[A run of records]
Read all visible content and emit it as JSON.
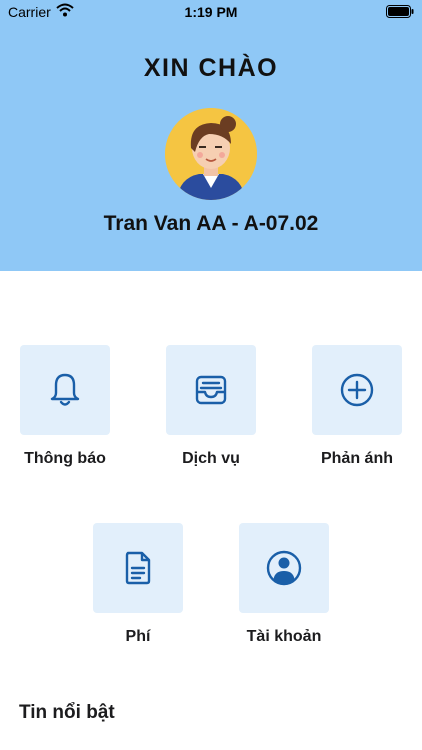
{
  "status_bar": {
    "carrier": "Carrier",
    "time": "1:19 PM"
  },
  "header": {
    "greeting": "XIN CHÀO",
    "user_line": "Tran Van AA - A-07.02"
  },
  "menu": [
    {
      "label": "Thông báo",
      "icon": "bell-icon"
    },
    {
      "label": "Dịch vụ",
      "icon": "inbox-icon"
    },
    {
      "label": "Phản ánh",
      "icon": "plus-circle-icon"
    },
    {
      "label": "Phí",
      "icon": "document-icon"
    },
    {
      "label": "Tài khoản",
      "icon": "user-circle-icon"
    }
  ],
  "highlights": {
    "title": "Tin nổi bật"
  },
  "colors": {
    "header_bg": "#8fc8f6",
    "tile_bg": "#e2effb",
    "icon": "#1a5fa8"
  }
}
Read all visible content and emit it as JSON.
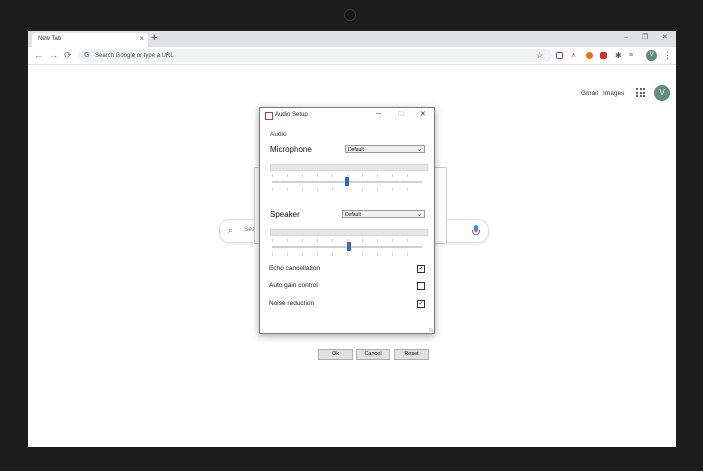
{
  "browser": {
    "tab_title": "New Tab",
    "tab_close": "×",
    "new_tab": "+",
    "window_controls": {
      "minimize": "–",
      "restore": "❐",
      "close": "✕"
    },
    "omnibox_placeholder": "Search Google or type a URL",
    "profile_initial": "V",
    "menu": "⋮"
  },
  "google": {
    "gmail": "Gmail",
    "images": "Images",
    "avatar_initial": "V",
    "search_placeholder": "Sea"
  },
  "dialog": {
    "title": "Audio Setup",
    "controls": {
      "minimize": "─",
      "maximize": "☐",
      "close": "✕"
    },
    "section": "Audio",
    "microphone": {
      "label": "Microphone",
      "device": "Default",
      "level": 0.5
    },
    "speaker": {
      "label": "Speaker",
      "device": "Default",
      "level": 0.51
    },
    "options": [
      {
        "label": "Echo cancellation",
        "checked": true
      },
      {
        "label": "Auto gain control",
        "checked": false
      },
      {
        "label": "Noise reduction",
        "checked": true
      }
    ],
    "buttons": {
      "ok": "Ok",
      "cancel": "Cancel",
      "reset": "Reset"
    }
  },
  "colors": {
    "accent": "#2f6bbf",
    "avatar": "#5f8b80"
  }
}
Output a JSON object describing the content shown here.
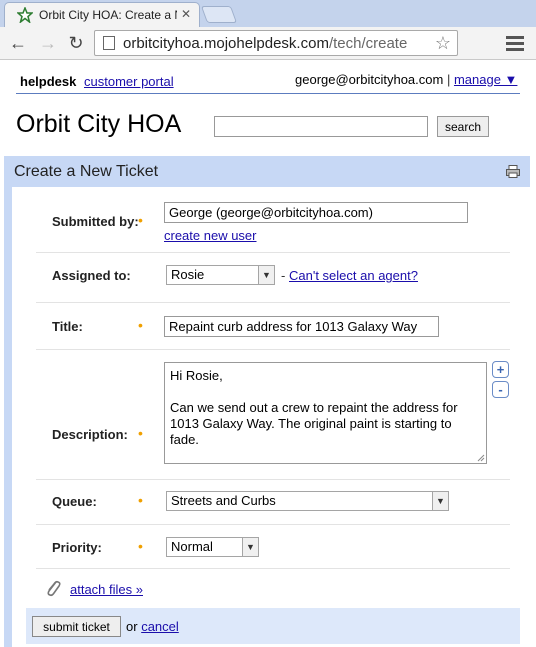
{
  "browser": {
    "tab_title": "Orbit City HOA: Create a N",
    "url_host": "orbitcityhoa.mojohelpdesk.com",
    "url_path": "/tech/create"
  },
  "header": {
    "brand": "helpdesk",
    "portal_link": "customer portal",
    "user_email": "george@orbitcityhoa.com",
    "separator": "|",
    "manage_label": "manage ▼"
  },
  "site": {
    "title": "Orbit City HOA",
    "search_button": "search",
    "search_value": ""
  },
  "panel": {
    "title": "Create a New Ticket"
  },
  "form": {
    "submitted_by": {
      "label": "Submitted by:",
      "value": "George (george@orbitcityhoa.com)",
      "create_user_link": "create new user"
    },
    "assigned_to": {
      "label": "Assigned to:",
      "value": "Rosie",
      "dash": "-",
      "help_link": "Can't select an agent?"
    },
    "title": {
      "label": "Title:",
      "value": "Repaint curb address for 1013 Galaxy Way"
    },
    "description": {
      "label": "Description:",
      "value": "Hi Rosie,\n\nCan we send out a crew to repaint the address for 1013 Galaxy Way. The original paint is starting to fade.",
      "expand": "+",
      "shrink": "-"
    },
    "queue": {
      "label": "Queue:",
      "value": "Streets and Curbs"
    },
    "priority": {
      "label": "Priority:",
      "value": "Normal"
    },
    "required_marker": "•",
    "attach_link": "attach files »"
  },
  "footer": {
    "submit_label": "submit ticket",
    "or_text": "or",
    "cancel_link": "cancel"
  }
}
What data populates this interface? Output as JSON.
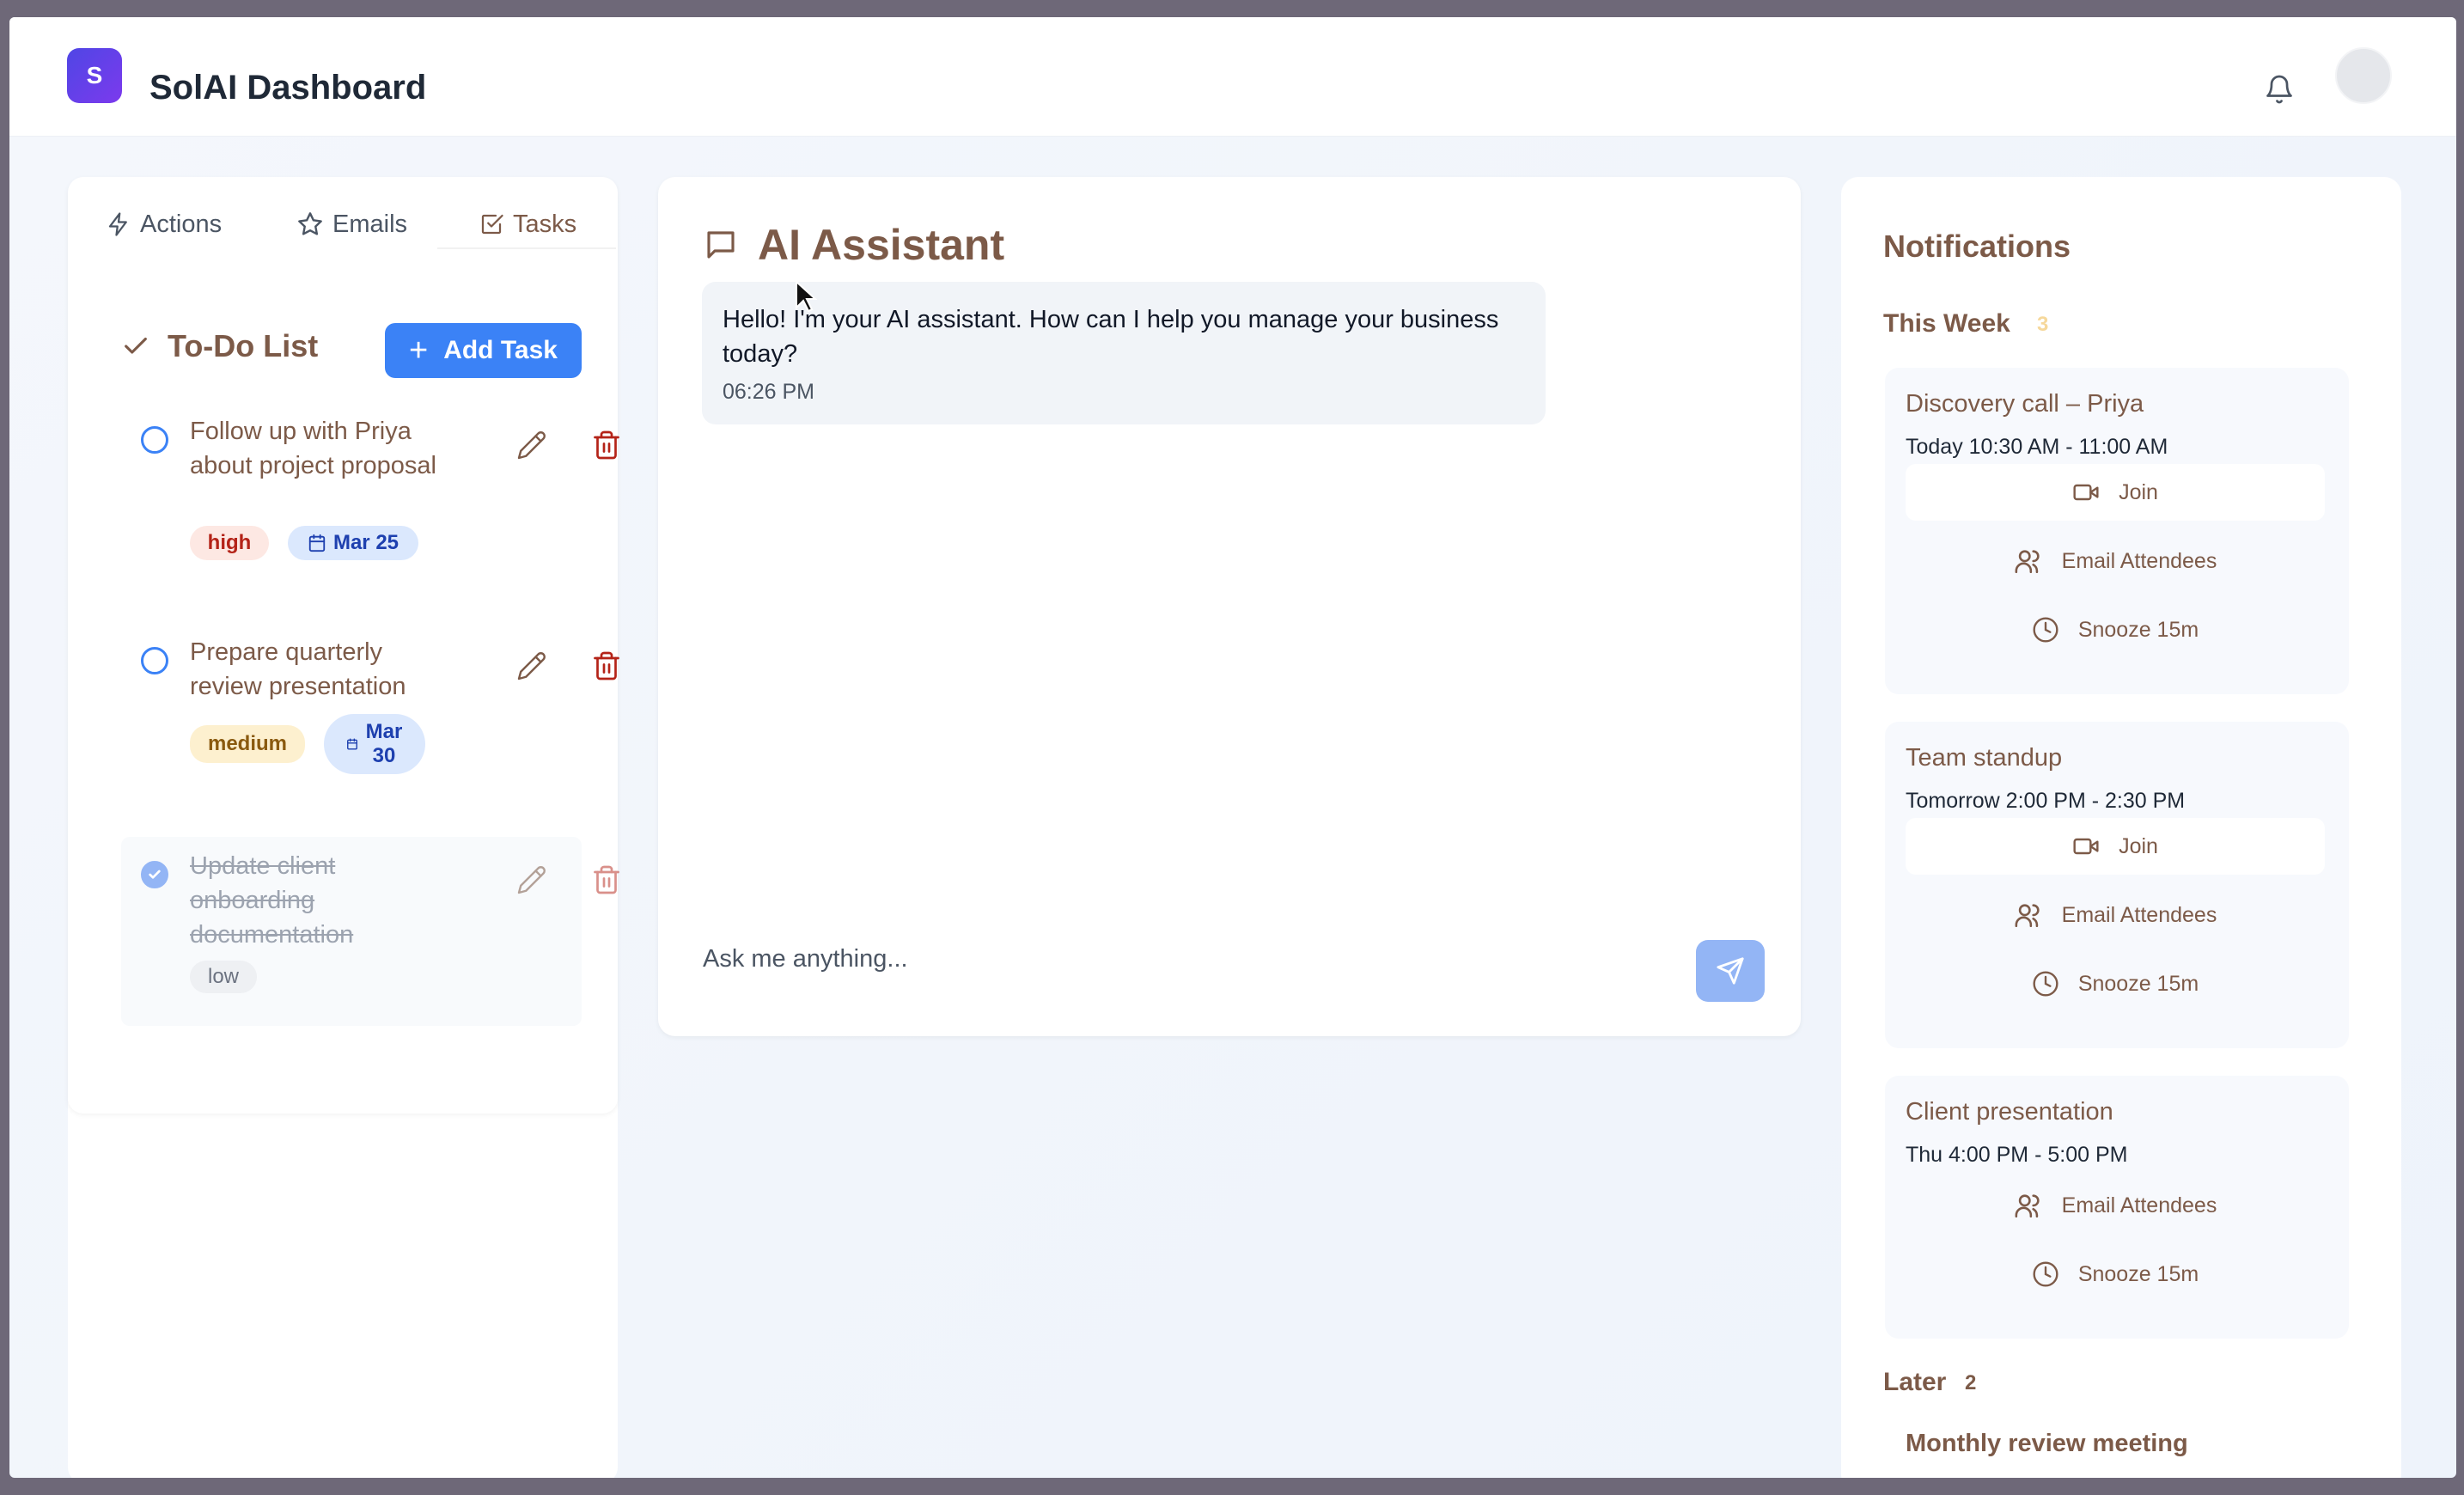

▸ **What the exercise asks**: Drop the images and quote the entries word for word.

▸ **Correct answer**:
Read all visible content and emit it as JSON.
{
  "status_bar": {
    "carrier": "Carrier",
    "time": "1:19 PM"
  },
  "header": {
    "greeting": "XIN CHÀO",
    "user_line": "Tran Van AA - A-07.02"
  },
  "menu": [
    {
      "label": "Thông báo",
      "icon": "bell-icon"
    },
    {
      "label": "Dịch vụ",
      "icon": "inbox-icon"
    },
    {
      "label": "Phản ánh",
      "icon": "plus-circle-icon"
    },
    {
      "label": "Phí",
      "icon": "document-icon"
    },
    {
      "label": "Tài khoản",
      "icon": "user-circle-icon"
    }
  ],
  "highlights": {
    "title": "Tin nổi bật"
  },
  "colors": {
    "header_bg": "#8fc8f6",
    "tile_bg": "#e2effb",
    "icon": "#1a5fa8"
  }
}
Read all visible content and emit it as JSON.
{
  "browser": {
    "tab_title": "New Tab",
    "tab_close": "×",
    "new_tab": "+",
    "window_controls": {
      "minimize": "–",
      "restore": "❐",
      "close": "✕"
    },
    "omnibox_placeholder": "Search Google or type a URL",
    "profile_initial": "V",
    "menu": "⋮"
  },
  "google": {
    "gmail": "Gmail",
    "images": "Images",
    "avatar_initial": "V",
    "search_placeholder": "Sea"
  },
  "dialog": {
    "title": "Audio Setup",
    "controls": {
      "minimize": "─",
      "maximize": "☐",
      "close": "✕"
    },
    "section": "Audio",
    "microphone": {
      "label": "Microphone",
      "device": "Default",
      "level": 0.5
    },
    "speaker": {
      "label": "Speaker",
      "device": "Default",
      "level": 0.51
    },
    "options": [
      {
        "label": "Echo cancellation",
        "checked": true
      },
      {
        "label": "Auto gain control",
        "checked": false
      },
      {
        "label": "Noise reduction",
        "checked": true
      }
    ],
    "buttons": {
      "ok": "Ok",
      "cancel": "Cancel",
      "reset": "Reset"
    }
  },
  "colors": {
    "accent": "#2f6bbf",
    "avatar": "#5f8b80"
  }
}
Output a JSON object describing the content shown here.
{
  "browser": {
    "tab_title": "Orbit City HOA: Create a N",
    "url_host": "orbitcityhoa.mojohelpdesk.com",
    "url_path": "/tech/create"
  },
  "header": {
    "brand": "helpdesk",
    "portal_link": "customer portal",
    "user_email": "george@orbitcityhoa.com",
    "separator": "|",
    "manage_label": "manage ▼"
  },
  "site": {
    "title": "Orbit City HOA",
    "search_button": "search",
    "search_value": ""
  },
  "panel": {
    "title": "Create a New Ticket"
  },
  "form": {
    "submitted_by": {
      "label": "Submitted by:",
      "value": "George (george@orbitcityhoa.com)",
      "create_user_link": "create new user"
    },
    "assigned_to": {
      "label": "Assigned to:",
      "value": "Rosie",
      "dash": "-",
      "help_link": "Can't select an agent?"
    },
    "title": {
      "label": "Title:",
      "value": "Repaint curb address for 1013 Galaxy Way"
    },
    "description": {
      "label": "Description:",
      "value": "Hi Rosie,\n\nCan we send out a crew to repaint the address for 1013 Galaxy Way. The original paint is starting to fade.",
      "expand": "+",
      "shrink": "-"
    },
    "queue": {
      "label": "Queue:",
      "value": "Streets and Curbs"
    },
    "priority": {
      "label": "Priority:",
      "value": "Normal"
    },
    "required_marker": "•",
    "attach_link": "attach files »"
  },
  "footer": {
    "submit_label": "submit ticket",
    "or_text": "or",
    "cancel_link": "cancel"
  }
}
What data populates this interface? Output as JSON.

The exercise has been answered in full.